* START SUPPLIED MATERIAL *

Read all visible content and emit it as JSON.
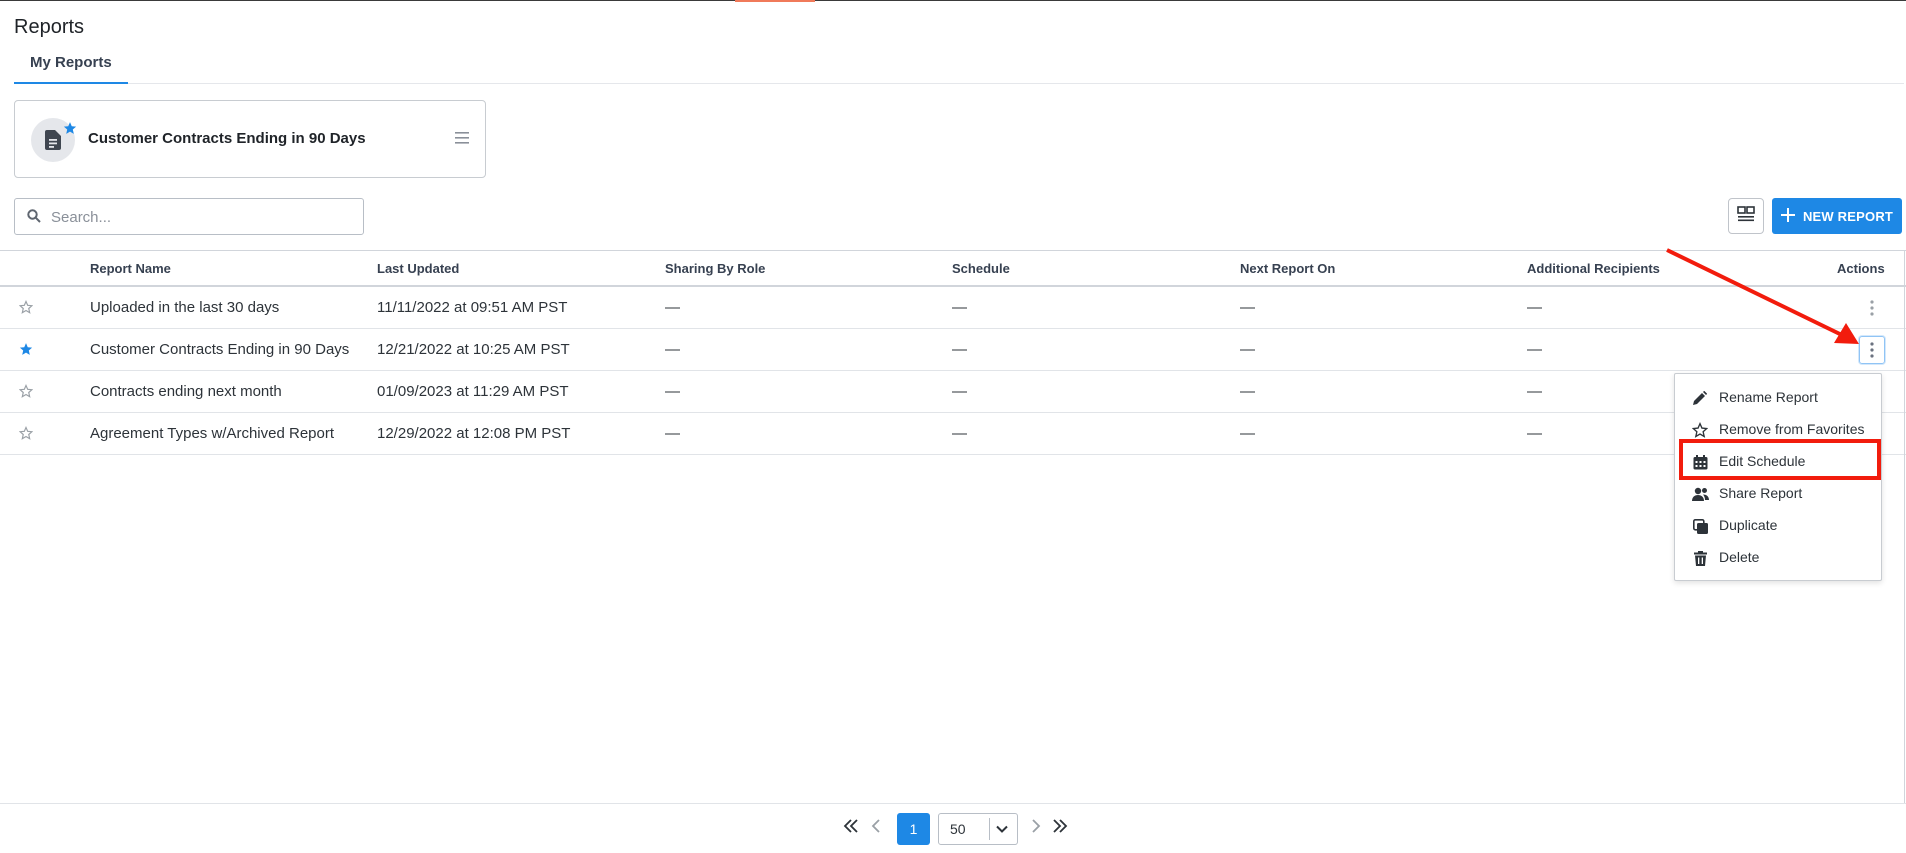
{
  "page": {
    "title": "Reports"
  },
  "tabs": [
    {
      "label": "My Reports",
      "active": true
    }
  ],
  "favorite_card": {
    "title": "Customer Contracts Ending in 90 Days",
    "icon": "document-icon",
    "favorited": true
  },
  "search": {
    "placeholder": "Search...",
    "value": ""
  },
  "toolbar": {
    "new_report_label": "NEW REPORT"
  },
  "table": {
    "columns": [
      "Report Name",
      "Last Updated",
      "Sharing By Role",
      "Schedule",
      "Next Report On",
      "Additional Recipients",
      "Actions"
    ],
    "rows": [
      {
        "favorite": false,
        "name": "Uploaded in the last 30 days",
        "last_updated": "11/11/2022 at 09:51 AM PST",
        "sharing": "—",
        "schedule": "—",
        "next_report": "—",
        "recipients": "—"
      },
      {
        "favorite": true,
        "name": "Customer Contracts Ending in 90 Days",
        "last_updated": "12/21/2022 at 10:25 AM PST",
        "sharing": "—",
        "schedule": "—",
        "next_report": "—",
        "recipients": "—"
      },
      {
        "favorite": false,
        "name": "Contracts ending next month",
        "last_updated": "01/09/2023 at 11:29 AM PST",
        "sharing": "—",
        "schedule": "—",
        "next_report": "—",
        "recipients": "—"
      },
      {
        "favorite": false,
        "name": "Agreement Types w/Archived Report",
        "last_updated": "12/29/2022 at 12:08 PM PST",
        "sharing": "—",
        "schedule": "—",
        "next_report": "—",
        "recipients": "—"
      }
    ]
  },
  "actions_menu": {
    "items": [
      {
        "label": "Rename Report",
        "icon": "pencil-icon"
      },
      {
        "label": "Remove from Favorites",
        "icon": "star-outline-icon"
      },
      {
        "label": "Edit Schedule",
        "icon": "calendar-icon",
        "highlighted": true
      },
      {
        "label": "Share Report",
        "icon": "users-icon"
      },
      {
        "label": "Duplicate",
        "icon": "copy-icon"
      },
      {
        "label": "Delete",
        "icon": "trash-icon"
      }
    ]
  },
  "pagination": {
    "current_page": "1",
    "page_size": "50"
  },
  "colors": {
    "accent": "#1e88e5",
    "annotation": "#f21c0d",
    "star_active": "#1e88e5",
    "star_inactive": "#9aa0a6"
  }
}
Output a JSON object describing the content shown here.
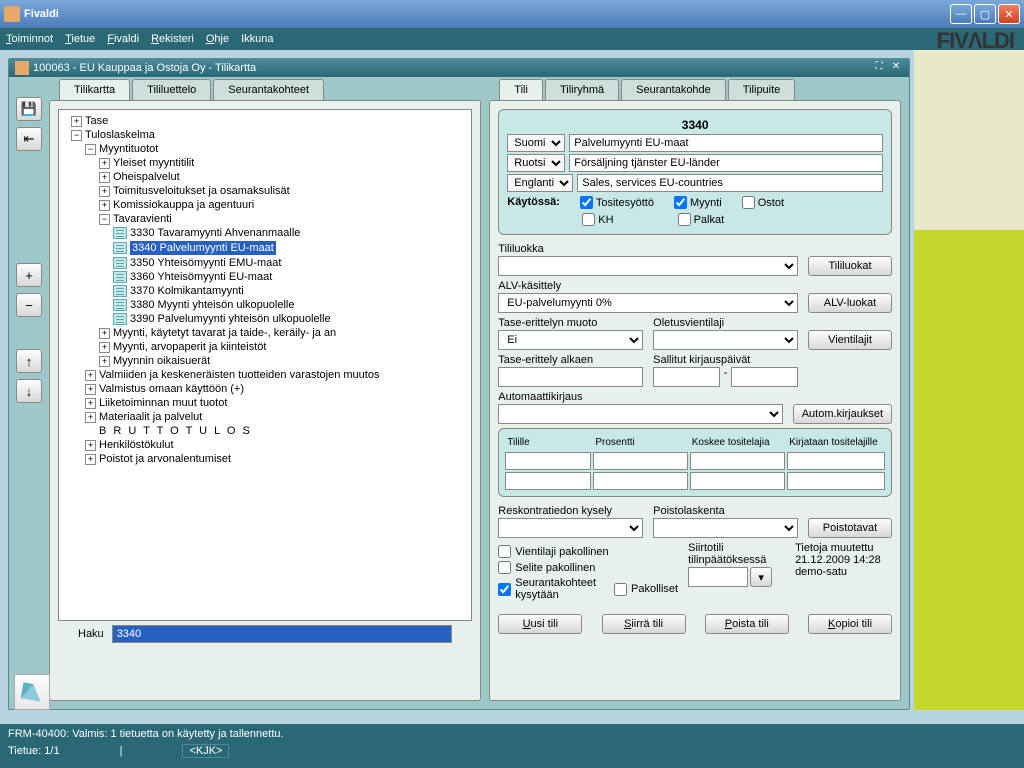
{
  "window": {
    "title": "Fivaldi"
  },
  "brand": "FIVΛLDI",
  "menu": {
    "toiminnot": "Toiminnot",
    "tietue": "Tietue",
    "fivaldi": "Fivaldi",
    "rekisteri": "Rekisteri",
    "ohje": "Ohje",
    "ikkuna": "Ikkuna"
  },
  "subwin": {
    "title": "100063 - EU Kauppaa ja Ostoja Oy - Tilikartta"
  },
  "left_tabs": {
    "tilikartta": "Tilikartta",
    "tililuettelo": "Tililuettelo",
    "seurantakohteet": "Seurantakohteet"
  },
  "right_tabs": {
    "tili": "Tili",
    "tiliryhma": "Tiliryhmä",
    "seurantakohde": "Seurantakohde",
    "tilipuite": "Tilipuite"
  },
  "tree": {
    "tase": "Tase",
    "tulos": "Tuloslaskelma",
    "myyntituotot": "Myyntituotot",
    "yleiset": "Yleiset myyntitilit",
    "oheis": "Oheispalvelut",
    "toimitus": "Toimitusveloitukset ja osamaksulisät",
    "komissio": "Komissiokauppa ja agentuuri",
    "tavaravienti": "Tavaravienti",
    "a3330": "3330 Tavaramyynti Ahvenanmaalle",
    "a3340": "3340 Palvelumyynti EU-maat",
    "a3350": "3350 Yhteisömyynti EMU-maat",
    "a3360": "3360 Yhteisömyynti EU-maat",
    "a3370": "3370 Kolmikantamyynti",
    "a3380": "3380 Myynti yhteisön ulkopuolelle",
    "a3390": "3390 Palvelumyynti yhteisön ulkopuolelle",
    "myynti_kayt": "Myynti, käytetyt tavarat ja taide-, keräily- ja an",
    "myynti_arvo": "Myynti, arvopaperit ja kiinteistöt",
    "myynnin_oik": "Myynnin oikaisuerät",
    "valmiiden": "Valmiiden ja keskeneräisten tuotteiden varastojen muutos",
    "valmistus": "Valmistus omaan käyttöön (+)",
    "liiketoim": "Liiketoiminnan muut tuotot",
    "materiaalit": "Materiaalit ja palvelut",
    "brutto": "B R U T T O T U L O S",
    "henkilosto": "Henkilöstökulut",
    "poistot": "Poistot ja arvonalentumiset"
  },
  "haku": {
    "label": "Haku",
    "value": "3340"
  },
  "account": {
    "number": "3340",
    "lang_suomi": "Suomi",
    "name_fi": "Palvelumyynti EU-maat",
    "lang_ruotsi": "Ruotsi",
    "name_sv": "Försäljning tjänster EU-länder",
    "lang_en": "Englanti",
    "name_en": "Sales, services EU-countries",
    "kaytossa_lbl": "Käytössä:",
    "cb_tosite": "Tositesyöttö",
    "cb_myynti": "Myynti",
    "cb_ostot": "Ostot",
    "cb_kh": "KH",
    "cb_palkat": "Palkat"
  },
  "fields": {
    "tililuokka": "Tililuokka",
    "btn_tililuokat": "Tililuokat",
    "alv": "ALV-käsittely",
    "alv_val": "EU-palvelumyynti 0%",
    "btn_alv": "ALV-luokat",
    "tase_muoto": "Tase-erittelyn muoto",
    "tase_muoto_val": "Ei",
    "oletus": "Oletusvientilaji",
    "btn_vientilajit": "Vientilajit",
    "tase_alkaen": "Tase-erittely alkaen",
    "sallitut": "Sallitut kirjauspäivät",
    "autokirj": "Automaattikirjaus",
    "btn_autokirj": "Autom.kirjaukset",
    "tilille": "Tilille",
    "prosentti": "Prosentti",
    "koskee": "Koskee tositelajia",
    "kirjataan": "Kirjataan tositelajille",
    "reskontra": "Reskontratiedon kysely",
    "poistolask": "Poistolaskenta",
    "btn_poistot": "Poistotavat",
    "vientilaji_pak": "Vientilaji pakollinen",
    "selite_pak": "Selite pakollinen",
    "siirto": "Siirtotili tilinpäätöksessä",
    "seurantak": "Seurantakohteet kysytään",
    "pakolliset": "Pakolliset",
    "tietoja": "Tietoja muutettu",
    "muutettu_ts": "21.12.2009 14:28",
    "muutettu_user": "demo-satu"
  },
  "buttons": {
    "uusi": "Uusi tili",
    "siirra": "Siirrä tili",
    "poista": "Poista tili",
    "kopioi": "Kopioi tili"
  },
  "footer": {
    "msg": "FRM-40400: Valmis: 1 tietuetta on käytetty ja tallennettu.",
    "tietue": "Tietue: 1/1",
    "kjk": "<KJK>"
  }
}
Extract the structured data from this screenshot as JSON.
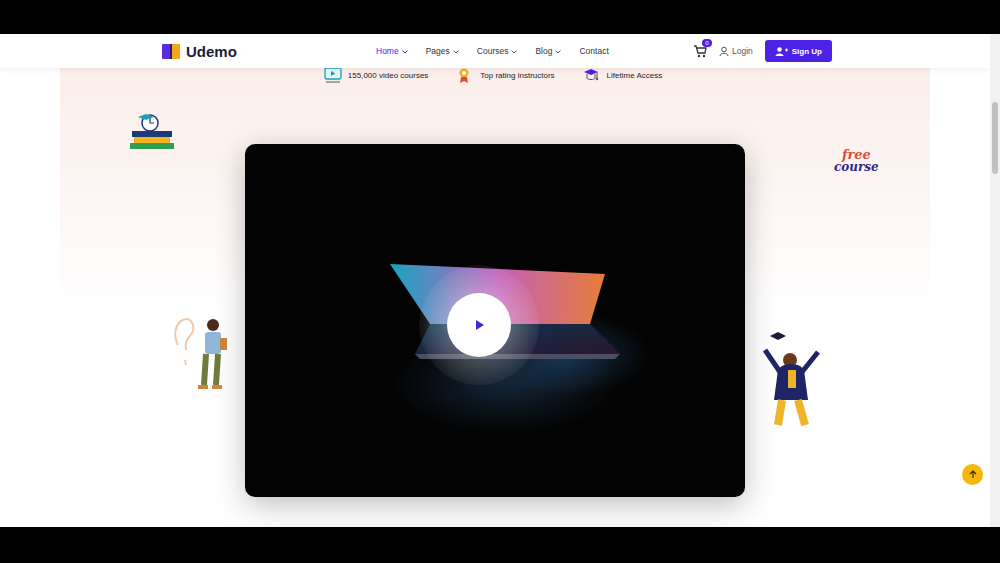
{
  "logo": {
    "text": "Udemo"
  },
  "nav": [
    {
      "label": "Home",
      "selected": true,
      "dropdown": true
    },
    {
      "label": "Pages",
      "selected": false,
      "dropdown": true
    },
    {
      "label": "Courses",
      "selected": false,
      "dropdown": true
    },
    {
      "label": "Blog",
      "selected": false,
      "dropdown": true
    },
    {
      "label": "Contact",
      "selected": false,
      "dropdown": false
    }
  ],
  "cart": {
    "badge": "0"
  },
  "login": "Login",
  "signup": "Sign Up",
  "features": [
    "155,000 video courses",
    "Top rating instructors",
    "Lifetime Access"
  ],
  "sticker": [
    "free",
    "course"
  ]
}
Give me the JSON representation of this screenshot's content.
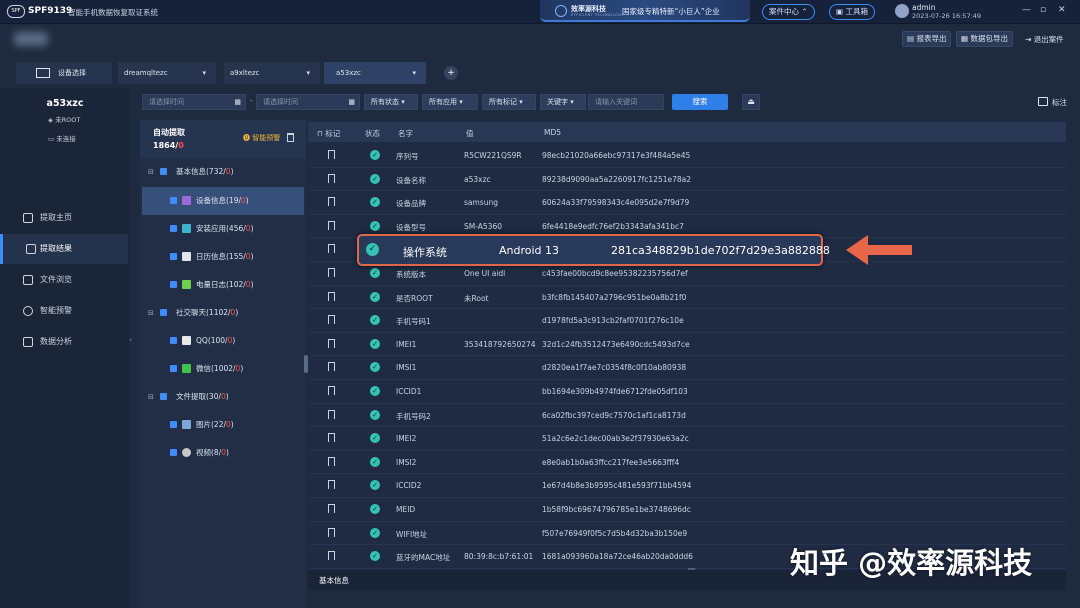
{
  "titlebar": {
    "logo": "SPF",
    "app_name": "SPF9139",
    "app_sub": "智能手机数据恢复取证系统",
    "banner_brand": "效率源科技",
    "banner_brand_sub": "EFFICIENT TECHNOLOGY",
    "banner_slogan": "国家级专精特新“小巨人”企业",
    "case_center": "案件中心",
    "toolbox": "工具箱",
    "user_name": "admin",
    "user_time": "2023-07-26 16:57:49",
    "win_min": "—",
    "win_max": "▫",
    "win_close": "✕"
  },
  "toolbar": {
    "report_export": "报表导出",
    "data_export": "数据包导出",
    "exit_case": "退出案件"
  },
  "tabs": {
    "device_select": "设备选择",
    "items": [
      {
        "label": "dreamqltezc"
      },
      {
        "label": "a9xltezc"
      },
      {
        "label": "a53xzc"
      }
    ],
    "caret": "▾",
    "add": "+"
  },
  "device": {
    "name": "a53xzc",
    "root_status": "未ROOT",
    "sim_status": "未连接"
  },
  "nav": [
    {
      "label": "提取主页"
    },
    {
      "label": "提取结果"
    },
    {
      "label": "文件浏览"
    },
    {
      "label": "智能预警"
    },
    {
      "label": "数据分析"
    }
  ],
  "filters": {
    "start_time": "请选择时间",
    "end_time": "请选择时间",
    "status": "所有状态 ▾",
    "app": "所有应用 ▾",
    "mark": "所有标记 ▾",
    "keyword": "关键字 ▾",
    "keyword_placeholder": "请输入关键词",
    "search": "搜索",
    "upload": "⏏",
    "mark_label": "标注"
  },
  "tree": {
    "title": "自动提取",
    "count_total": "1864",
    "count_sep": "/",
    "count_red": "0",
    "smart_warning": "智能预警",
    "rows": [
      {
        "name": "基本信息",
        "count": "(732/",
        "red": "0",
        "close": ")"
      },
      {
        "name": "设备信息",
        "count": "(19/",
        "red": "0",
        "close": ")"
      },
      {
        "name": "安装应用",
        "count": "(456/",
        "red": "0",
        "close": ")"
      },
      {
        "name": "日历信息",
        "count": "(155/",
        "red": "0",
        "close": ")"
      },
      {
        "name": "电量日志",
        "count": "(102/",
        "red": "0",
        "close": ")"
      },
      {
        "name": "社交聊天",
        "count": "(1102/",
        "red": "0",
        "close": ")"
      },
      {
        "name": "QQ",
        "count": "(100/",
        "red": "0",
        "close": ")"
      },
      {
        "name": "微信",
        "count": "(1002/",
        "red": "0",
        "close": ")"
      },
      {
        "name": "文件提取",
        "count": "(30/",
        "red": "0",
        "close": ")"
      },
      {
        "name": "图片",
        "count": "(22/",
        "red": "0",
        "close": ")"
      },
      {
        "name": "视频",
        "count": "(8/",
        "red": "0",
        "close": ")"
      }
    ]
  },
  "table": {
    "headers": {
      "mark": "标记",
      "status": "状态",
      "name": "名字",
      "value": "值",
      "md5": "MD5"
    },
    "rows": [
      {
        "name": "序列号",
        "value": "R5CW221QS9R",
        "md5": "98ecb21020a66ebc97317e3f484a5e45"
      },
      {
        "name": "设备名称",
        "value": "a53xzc",
        "md5": "89238d9090aa5a2260917fc1251e78a2"
      },
      {
        "name": "设备品牌",
        "value": "samsung",
        "md5": "60624a33f79598343c4e095d2e7f9d79"
      },
      {
        "name": "设备型号",
        "value": "SM-A5360",
        "md5": "6fe4418e9edfc76ef2b3343afa341bc7"
      },
      {
        "name": "操作系统",
        "value": "Android 13",
        "md5": "281ca348829b1de702f7d29e3a882888"
      },
      {
        "name": "系统版本",
        "value": "One UI aidl",
        "md5": "c453fae00bcd9c8ee95382235756d7ef"
      },
      {
        "name": "是否ROOT",
        "value": "未Root",
        "md5": "b3fc8fb145407a2796c951be0a8b21f0"
      },
      {
        "name": "手机号码1",
        "value": "",
        "md5": "d1978fd5a3c913cb2faf0701f276c10e"
      },
      {
        "name": "IMEI1",
        "value": "353418792650274",
        "md5": "32d1c24fb3512473e6490cdc5493d7ce"
      },
      {
        "name": "IMSI1",
        "value": "",
        "md5": "d2820ea1f7ae7c0354f8c0f10ab80938"
      },
      {
        "name": "ICCID1",
        "value": "",
        "md5": "bb1694e309b4974fde6712fde05df103"
      },
      {
        "name": "手机号码2",
        "value": "",
        "md5": "6ca02fbc397ced9c7570c1af1ca8173d"
      },
      {
        "name": "IMEI2",
        "value": "",
        "md5": "51a2c6e2c1dec00ab3e2f37930e63a2c"
      },
      {
        "name": "IMSI2",
        "value": "",
        "md5": "e8e0ab1b0a63ffcc217fee3e5663fff4"
      },
      {
        "name": "ICCID2",
        "value": "",
        "md5": "1e67d4b8e3b9595c481e593f71bb4594"
      },
      {
        "name": "MEID",
        "value": "",
        "md5": "1b58f9bc69674796785e1be3748696dc"
      },
      {
        "name": "WIFI地址",
        "value": "",
        "md5": "f507e76949f0f5c7d5b4d32ba3b150e9"
      },
      {
        "name": "蓝牙的MAC地址",
        "value": "80:39:8c:b7:61:01",
        "md5": "1681a093960a18a72ce46ab20da0ddd6"
      }
    ],
    "bottom_tab": "基本信息"
  },
  "watermark": "知乎 @效率源科技",
  "colors": {
    "accent": "#3f8cff",
    "highlight_border": "#e0664a",
    "arrow": "#e8674a",
    "status_ok": "#34c3b4"
  }
}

* END SUPPLIED MATERIAL *

__WHAT IS NEEDED__: Lines containing the string "ulkopuolelle" are to be selected and copied.

__FULL RESPONSE__:
    "a3380": "3380 Myynti yhteisön ulkopuolelle",
    "a3390": "3390 Palvelumyynti yhteisön ulkopuolelle",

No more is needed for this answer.